Each entry has to be copied exactly, with nothing missed.
⟨
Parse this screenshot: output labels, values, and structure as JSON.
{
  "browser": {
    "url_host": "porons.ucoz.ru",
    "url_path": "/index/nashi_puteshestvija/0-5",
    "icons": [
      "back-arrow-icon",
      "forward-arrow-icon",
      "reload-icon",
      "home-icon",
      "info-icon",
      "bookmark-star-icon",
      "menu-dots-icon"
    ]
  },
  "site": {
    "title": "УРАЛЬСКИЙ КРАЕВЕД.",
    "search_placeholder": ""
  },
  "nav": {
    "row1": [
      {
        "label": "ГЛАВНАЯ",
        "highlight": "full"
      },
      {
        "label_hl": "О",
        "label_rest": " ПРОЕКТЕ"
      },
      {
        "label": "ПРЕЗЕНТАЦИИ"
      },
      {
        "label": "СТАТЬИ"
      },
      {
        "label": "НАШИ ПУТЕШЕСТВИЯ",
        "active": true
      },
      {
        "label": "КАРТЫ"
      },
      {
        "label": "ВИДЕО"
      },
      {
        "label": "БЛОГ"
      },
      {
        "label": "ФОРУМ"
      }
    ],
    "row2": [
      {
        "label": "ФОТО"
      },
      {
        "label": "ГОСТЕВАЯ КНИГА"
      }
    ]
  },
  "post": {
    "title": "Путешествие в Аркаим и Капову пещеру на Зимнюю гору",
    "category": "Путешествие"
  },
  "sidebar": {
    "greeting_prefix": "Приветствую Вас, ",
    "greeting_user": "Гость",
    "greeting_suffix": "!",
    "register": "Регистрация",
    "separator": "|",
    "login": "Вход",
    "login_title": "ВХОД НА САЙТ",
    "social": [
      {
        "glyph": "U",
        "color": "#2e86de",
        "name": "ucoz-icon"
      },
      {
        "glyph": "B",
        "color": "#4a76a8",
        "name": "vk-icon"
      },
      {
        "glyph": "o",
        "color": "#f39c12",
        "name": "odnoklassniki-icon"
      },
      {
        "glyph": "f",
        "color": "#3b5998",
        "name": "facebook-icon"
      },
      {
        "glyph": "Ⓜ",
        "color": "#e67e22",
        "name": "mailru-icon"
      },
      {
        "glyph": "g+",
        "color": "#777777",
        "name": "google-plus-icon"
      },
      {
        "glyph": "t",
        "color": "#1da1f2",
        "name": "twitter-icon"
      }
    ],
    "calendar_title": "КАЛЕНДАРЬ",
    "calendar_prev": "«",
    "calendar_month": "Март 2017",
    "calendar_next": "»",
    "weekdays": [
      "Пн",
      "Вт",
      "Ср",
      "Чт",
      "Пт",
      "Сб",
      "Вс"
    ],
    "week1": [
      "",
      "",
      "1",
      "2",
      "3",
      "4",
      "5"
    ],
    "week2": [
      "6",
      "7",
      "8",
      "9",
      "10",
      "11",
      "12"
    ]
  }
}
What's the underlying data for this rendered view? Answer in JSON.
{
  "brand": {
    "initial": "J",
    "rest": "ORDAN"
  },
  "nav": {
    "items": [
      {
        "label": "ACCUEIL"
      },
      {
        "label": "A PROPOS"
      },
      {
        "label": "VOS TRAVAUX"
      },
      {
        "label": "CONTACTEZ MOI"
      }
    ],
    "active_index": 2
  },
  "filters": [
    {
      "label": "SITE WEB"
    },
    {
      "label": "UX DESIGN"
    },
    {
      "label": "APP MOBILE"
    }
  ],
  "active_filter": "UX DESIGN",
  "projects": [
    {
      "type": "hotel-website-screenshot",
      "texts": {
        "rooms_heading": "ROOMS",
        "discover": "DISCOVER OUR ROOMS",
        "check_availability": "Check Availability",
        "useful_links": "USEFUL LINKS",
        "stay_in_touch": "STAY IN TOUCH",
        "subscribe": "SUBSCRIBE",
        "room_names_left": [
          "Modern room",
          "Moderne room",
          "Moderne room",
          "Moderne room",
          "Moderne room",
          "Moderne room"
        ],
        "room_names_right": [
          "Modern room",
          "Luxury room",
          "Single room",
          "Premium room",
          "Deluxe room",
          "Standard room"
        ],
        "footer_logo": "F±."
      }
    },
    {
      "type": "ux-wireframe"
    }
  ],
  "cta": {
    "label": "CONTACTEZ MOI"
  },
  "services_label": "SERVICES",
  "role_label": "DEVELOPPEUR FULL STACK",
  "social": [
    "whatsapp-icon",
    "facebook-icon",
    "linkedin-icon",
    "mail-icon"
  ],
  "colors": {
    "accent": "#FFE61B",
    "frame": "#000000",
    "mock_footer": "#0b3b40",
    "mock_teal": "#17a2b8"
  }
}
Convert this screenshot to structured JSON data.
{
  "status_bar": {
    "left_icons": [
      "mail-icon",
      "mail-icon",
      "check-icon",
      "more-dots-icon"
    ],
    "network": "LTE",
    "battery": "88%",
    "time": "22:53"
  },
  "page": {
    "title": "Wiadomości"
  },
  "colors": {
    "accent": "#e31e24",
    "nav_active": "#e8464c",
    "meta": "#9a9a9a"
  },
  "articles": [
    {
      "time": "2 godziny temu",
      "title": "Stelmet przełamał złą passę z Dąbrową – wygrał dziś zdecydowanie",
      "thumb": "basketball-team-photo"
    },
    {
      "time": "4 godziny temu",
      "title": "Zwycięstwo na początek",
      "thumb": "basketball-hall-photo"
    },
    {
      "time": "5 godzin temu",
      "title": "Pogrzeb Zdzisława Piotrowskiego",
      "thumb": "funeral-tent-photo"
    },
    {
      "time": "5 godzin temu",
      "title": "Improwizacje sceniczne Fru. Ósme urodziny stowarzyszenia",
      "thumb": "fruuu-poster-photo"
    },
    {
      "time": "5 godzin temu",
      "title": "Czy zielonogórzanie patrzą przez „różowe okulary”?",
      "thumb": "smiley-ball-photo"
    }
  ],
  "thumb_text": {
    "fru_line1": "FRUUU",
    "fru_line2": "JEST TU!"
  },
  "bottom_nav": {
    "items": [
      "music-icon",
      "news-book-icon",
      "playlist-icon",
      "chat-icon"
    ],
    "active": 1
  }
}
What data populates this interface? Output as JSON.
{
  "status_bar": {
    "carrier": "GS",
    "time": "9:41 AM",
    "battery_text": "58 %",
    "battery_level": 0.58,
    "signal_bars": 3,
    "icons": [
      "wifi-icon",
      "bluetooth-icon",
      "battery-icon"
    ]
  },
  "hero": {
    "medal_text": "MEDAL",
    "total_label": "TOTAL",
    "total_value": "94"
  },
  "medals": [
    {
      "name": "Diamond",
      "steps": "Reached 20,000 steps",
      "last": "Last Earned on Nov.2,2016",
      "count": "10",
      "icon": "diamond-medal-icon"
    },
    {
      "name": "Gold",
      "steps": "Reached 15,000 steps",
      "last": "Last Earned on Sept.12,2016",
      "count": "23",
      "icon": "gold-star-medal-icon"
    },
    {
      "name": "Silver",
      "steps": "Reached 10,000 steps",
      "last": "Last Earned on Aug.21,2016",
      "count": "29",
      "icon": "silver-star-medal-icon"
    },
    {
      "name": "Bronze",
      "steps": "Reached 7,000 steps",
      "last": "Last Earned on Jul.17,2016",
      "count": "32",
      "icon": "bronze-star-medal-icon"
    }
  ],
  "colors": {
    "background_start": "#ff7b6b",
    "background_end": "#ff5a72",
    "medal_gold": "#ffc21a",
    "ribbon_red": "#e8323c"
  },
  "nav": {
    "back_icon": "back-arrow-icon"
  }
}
⟩
*Completed task*
Parse this screenshot: output labels, values, and structure as JSON.
{
  "browser": {
    "url_host": "porons.ucoz.ru",
    "url_path": "/index/nashi_puteshestvija/0-5",
    "icons": [
      "back-arrow-icon",
      "forward-arrow-icon",
      "reload-icon",
      "home-icon",
      "info-icon",
      "bookmark-star-icon",
      "menu-dots-icon"
    ]
  },
  "site": {
    "title": "УРАЛЬСКИЙ КРАЕВЕД.",
    "search_placeholder": ""
  },
  "nav": {
    "row1": [
      {
        "label": "ГЛАВНАЯ",
        "highlight": "full"
      },
      {
        "label_hl": "О",
        "label_rest": " ПРОЕКТЕ"
      },
      {
        "label": "ПРЕЗЕНТАЦИИ"
      },
      {
        "label": "СТАТЬИ"
      },
      {
        "label": "НАШИ ПУТЕШЕСТВИЯ",
        "active": true
      },
      {
        "label": "КАРТЫ"
      },
      {
        "label": "ВИДЕО"
      },
      {
        "label": "БЛОГ"
      },
      {
        "label": "ФОРУМ"
      }
    ],
    "row2": [
      {
        "label": "ФОТО"
      },
      {
        "label": "ГОСТЕВАЯ КНИГА"
      }
    ]
  },
  "post": {
    "title": "Путешествие в Аркаим и Капову пещеру на Зимнюю гору",
    "category": "Путешествие"
  },
  "sidebar": {
    "greeting_prefix": "Приветствую Вас, ",
    "greeting_user": "Гость",
    "greeting_suffix": "!",
    "register": "Регистрация",
    "separator": "|",
    "login": "Вход",
    "login_title": "ВХОД НА САЙТ",
    "social": [
      {
        "glyph": "U",
        "color": "#2e86de",
        "name": "ucoz-icon"
      },
      {
        "glyph": "B",
        "color": "#4a76a8",
        "name": "vk-icon"
      },
      {
        "glyph": "o",
        "color": "#f39c12",
        "name": "odnoklassniki-icon"
      },
      {
        "glyph": "f",
        "color": "#3b5998",
        "name": "facebook-icon"
      },
      {
        "glyph": "Ⓜ",
        "color": "#e67e22",
        "name": "mailru-icon"
      },
      {
        "glyph": "g+",
        "color": "#777777",
        "name": "google-plus-icon"
      },
      {
        "glyph": "t",
        "color": "#1da1f2",
        "name": "twitter-icon"
      }
    ],
    "calendar_title": "КАЛЕНДАРЬ",
    "calendar_prev": "«",
    "calendar_month": "Март 2017",
    "calendar_next": "»",
    "weekdays": [
      "Пн",
      "Вт",
      "Ср",
      "Чт",
      "Пт",
      "Сб",
      "Вс"
    ],
    "week1": [
      "",
      "",
      "1",
      "2",
      "3",
      "4",
      "5"
    ],
    "week2": [
      "6",
      "7",
      "8",
      "9",
      "10",
      "11",
      "12"
    ]
  }
}
What's the underlying data for this rendered view? Answer in JSON.
{
  "brand": {
    "initial": "J",
    "rest": "ORDAN"
  },
  "nav": {
    "items": [
      {
        "label": "ACCUEIL"
      },
      {
        "label": "A PROPOS"
      },
      {
        "label": "VOS TRAVAUX"
      },
      {
        "label": "CONTACTEZ MOI"
      }
    ],
    "active_index": 2
  },
  "filters": [
    {
      "label": "SITE WEB"
    },
    {
      "label": "UX DESIGN"
    },
    {
      "label": "APP MOBILE"
    }
  ],
  "active_filter": "UX DESIGN",
  "projects": [
    {
      "type": "hotel-website-screenshot",
      "texts": {
        "rooms_heading": "ROOMS",
        "discover": "DISCOVER OUR ROOMS",
        "check_availability": "Check Availability",
        "useful_links": "USEFUL LINKS",
        "stay_in_touch": "STAY IN TOUCH",
        "subscribe": "SUBSCRIBE",
        "room_names_left": [
          "Modern room",
          "Moderne room",
          "Moderne room",
          "Moderne room",
          "Moderne room",
          "Moderne room"
        ],
        "room_names_right": [
          "Modern room",
          "Luxury room",
          "Single room",
          "Premium room",
          "Deluxe room",
          "Standard room"
        ],
        "footer_logo": "F±."
      }
    },
    {
      "type": "ux-wireframe"
    }
  ],
  "cta": {
    "label": "CONTACTEZ MOI"
  },
  "services_label": "SERVICES",
  "role_label": "DEVELOPPEUR FULL STACK",
  "social": [
    "whatsapp-icon",
    "facebook-icon",
    "linkedin-icon",
    "mail-icon"
  ],
  "colors": {
    "accent": "#FFE61B",
    "frame": "#000000",
    "mock_footer": "#0b3b40",
    "mock_teal": "#17a2b8"
  }
}
Convert this screenshot to structured JSON data.
{
  "status_bar": {
    "left_icons": [
      "mail-icon",
      "mail-icon",
      "check-icon",
      "more-dots-icon"
    ],
    "network": "LTE",
    "battery": "88%",
    "time": "22:53"
  },
  "page": {
    "title": "Wiadomości"
  },
  "colors": {
    "accent": "#e31e24",
    "nav_active": "#e8464c",
    "meta": "#9a9a9a"
  },
  "articles": [
    {
      "time": "2 godziny temu",
      "title": "Stelmet przełamał złą passę z Dąbrową – wygrał dziś zdecydowanie",
      "thumb": "basketball-team-photo"
    },
    {
      "time": "4 godziny temu",
      "title": "Zwycięstwo na początek",
      "thumb": "basketball-hall-photo"
    },
    {
      "time": "5 godzin temu",
      "title": "Pogrzeb Zdzisława Piotrowskiego",
      "thumb": "funeral-tent-photo"
    },
    {
      "time": "5 godzin temu",
      "title": "Improwizacje sceniczne Fru. Ósme urodziny stowarzyszenia",
      "thumb": "fruuu-poster-photo"
    },
    {
      "time": "5 godzin temu",
      "title": "Czy zielonogórzanie patrzą przez „różowe okulary”?",
      "thumb": "smiley-ball-photo"
    }
  ],
  "thumb_text": {
    "fru_line1": "FRUUU",
    "fru_line2": "JEST TU!"
  },
  "bottom_nav": {
    "items": [
      "music-icon",
      "news-book-icon",
      "playlist-icon",
      "chat-icon"
    ],
    "active": 1
  }
}
What data populates this interface? Output as JSON.
{
  "status_bar": {
    "carrier": "GS",
    "time": "9:41 AM",
    "battery_text": "58 %",
    "battery_level": 0.58,
    "signal_bars": 3,
    "icons": [
      "wifi-icon",
      "bluetooth-icon",
      "battery-icon"
    ]
  },
  "hero": {
    "medal_text": "MEDAL",
    "total_label": "TOTAL",
    "total_value": "94"
  },
  "medals": [
    {
      "name": "Diamond",
      "steps": "Reached 20,000 steps",
      "last": "Last Earned on Nov.2,2016",
      "count": "10",
      "icon": "diamond-medal-icon"
    },
    {
      "name": "Gold",
      "steps": "Reached 15,000 steps",
      "last": "Last Earned on Sept.12,2016",
      "count": "23",
      "icon": "gold-star-medal-icon"
    },
    {
      "name": "Silver",
      "steps": "Reached 10,000 steps",
      "last": "Last Earned on Aug.21,2016",
      "count": "29",
      "icon": "silver-star-medal-icon"
    },
    {
      "name": "Bronze",
      "steps": "Reached 7,000 steps",
      "last": "Last Earned on Jul.17,2016",
      "count": "32",
      "icon": "bronze-star-medal-icon"
    }
  ],
  "colors": {
    "background_start": "#ff7b6b",
    "background_end": "#ff5a72",
    "medal_gold": "#ffc21a",
    "ribbon_red": "#e8323c"
  },
  "nav": {
    "back_icon": "back-arrow-icon"
  }
}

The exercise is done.